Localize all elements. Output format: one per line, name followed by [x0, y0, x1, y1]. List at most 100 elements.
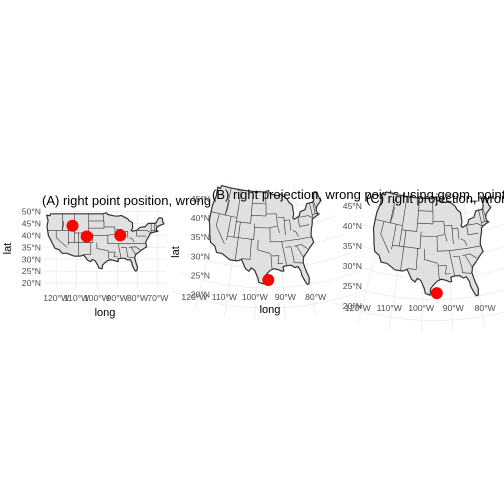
state-border: [406, 248, 418, 270]
data-point: [66, 219, 79, 232]
state-border: [276, 213, 280, 233]
state-border: [398, 229, 403, 247]
state-border: [62, 220, 64, 231]
state-border: [467, 223, 482, 227]
state-border: [297, 217, 300, 227]
state-border: [389, 194, 397, 224]
us-outline: [372, 191, 492, 297]
x-tick-label: 120°W: [181, 292, 208, 302]
state-border: [153, 223, 156, 231]
state-border: [281, 236, 312, 242]
state-border: [257, 239, 271, 254]
y-tick-label: 50°N: [22, 206, 41, 216]
x-tick-label: 100°W: [242, 292, 269, 302]
state-border: [462, 253, 477, 259]
y-tick-label: 30°N: [191, 251, 210, 261]
state-borders: [375, 194, 489, 280]
state-border: [127, 256, 135, 259]
state-border: [290, 246, 295, 263]
y-tick-label: 40°N: [22, 230, 41, 240]
state-border: [251, 215, 267, 217]
y-tick-label: 35°N: [343, 241, 362, 251]
x-tick-label: 110°W: [377, 303, 403, 313]
state-border: [117, 243, 122, 259]
state-border: [294, 262, 304, 264]
state-border: [375, 219, 403, 226]
state-border: [252, 203, 267, 205]
state-border: [389, 206, 395, 224]
state-border: [55, 230, 68, 248]
state-border: [464, 255, 473, 268]
x-tick-label: 90°W: [107, 293, 129, 303]
state-border: [233, 221, 237, 238]
state-border: [106, 234, 115, 236]
y-tick-label: 25°N: [22, 266, 41, 276]
state-border: [449, 245, 481, 251]
data-point: [430, 287, 443, 300]
y-axis-label: lat: [2, 243, 14, 255]
state-border: [404, 196, 408, 214]
panel-c: 120°W 110°W 100°W 90°W 80°W 20°N 25°N 30°N 35°N 4…: [334, 189, 504, 333]
state-border: [83, 242, 92, 255]
state-border: [391, 224, 397, 250]
x-tick-label: 100°W: [408, 303, 435, 313]
y-tick-label: 45°N: [343, 201, 362, 211]
x-tick-label: 70°W: [147, 293, 169, 303]
state-border: [155, 222, 157, 228]
y-tick-label: 40°N: [191, 213, 210, 223]
y-tick-label: 45°N: [22, 218, 41, 228]
state-border: [236, 221, 251, 224]
state-border: [113, 252, 119, 258]
x-tick-label: 120°W: [43, 293, 70, 303]
state-border: [125, 247, 128, 257]
y-tick-label: 35°N: [22, 242, 41, 252]
state-border: [299, 215, 313, 219]
state-border: [224, 199, 230, 216]
state-border: [437, 250, 450, 252]
state-border: [107, 250, 110, 261]
state-border: [281, 241, 287, 266]
state-border: [401, 229, 417, 232]
x-tick-label: 110°W: [64, 293, 90, 303]
state-border: [401, 213, 405, 230]
state-border: [416, 198, 420, 232]
state-border: [102, 213, 105, 229]
state-border: [285, 246, 291, 248]
state-border: [238, 189, 242, 206]
state-border: [478, 210, 483, 227]
graticule-parallel: [172, 290, 365, 309]
x-tick-label: 80°W: [305, 292, 327, 302]
state-border: [227, 235, 254, 240]
state-border: [312, 202, 316, 214]
state-border: [482, 207, 486, 217]
y-tick-label: 35°N: [191, 232, 210, 242]
state-border: [400, 230, 407, 271]
x-tick-label: 110°W: [212, 292, 238, 302]
state-border: [451, 227, 458, 229]
state-border: [443, 221, 448, 242]
state-border: [457, 227, 460, 240]
state-borders: [211, 187, 319, 270]
state-border: [241, 239, 252, 260]
state-border: [448, 250, 455, 277]
y-axis-label: lat: [170, 246, 182, 258]
state-border: [270, 253, 273, 270]
x-tick-label: 120°W: [345, 303, 372, 313]
state-border: [236, 205, 240, 222]
graticule-parallel: [178, 271, 358, 289]
us-outline: [46, 212, 165, 272]
state-border: [453, 255, 460, 258]
state-border: [431, 198, 434, 224]
state-border: [289, 219, 292, 231]
state-border: [417, 222, 433, 225]
state-border: [296, 245, 304, 258]
state-border: [253, 223, 255, 240]
state-border: [437, 263, 440, 280]
x-tick-label: 80°W: [475, 303, 497, 313]
state-border: [423, 248, 438, 264]
x-tick-label: 90°W: [443, 303, 465, 313]
panel-title: (C) right projection, wrong points using…: [366, 191, 504, 206]
x-axis-label: long: [260, 304, 281, 316]
state-border: [462, 272, 472, 274]
state-border: [234, 222, 241, 261]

### WHAT THE TASK ASKS
Copy the lines above, from the line with "state-border: [406, 248, 418, 270]" to the line with "state-border: [153, 223, 156, 231]", both included.

### RESULT
state-border: [406, 248, 418, 270]
data-point: [66, 219, 79, 232]
state-border: [276, 213, 280, 233]
state-border: [398, 229, 403, 247]
state-border: [62, 220, 64, 231]
state-border: [467, 223, 482, 227]
state-border: [297, 217, 300, 227]
state-border: [389, 194, 397, 224]
us-outline: [372, 191, 492, 297]
x-tick-label: 120°W: [181, 292, 208, 302]
state-border: [153, 223, 156, 231]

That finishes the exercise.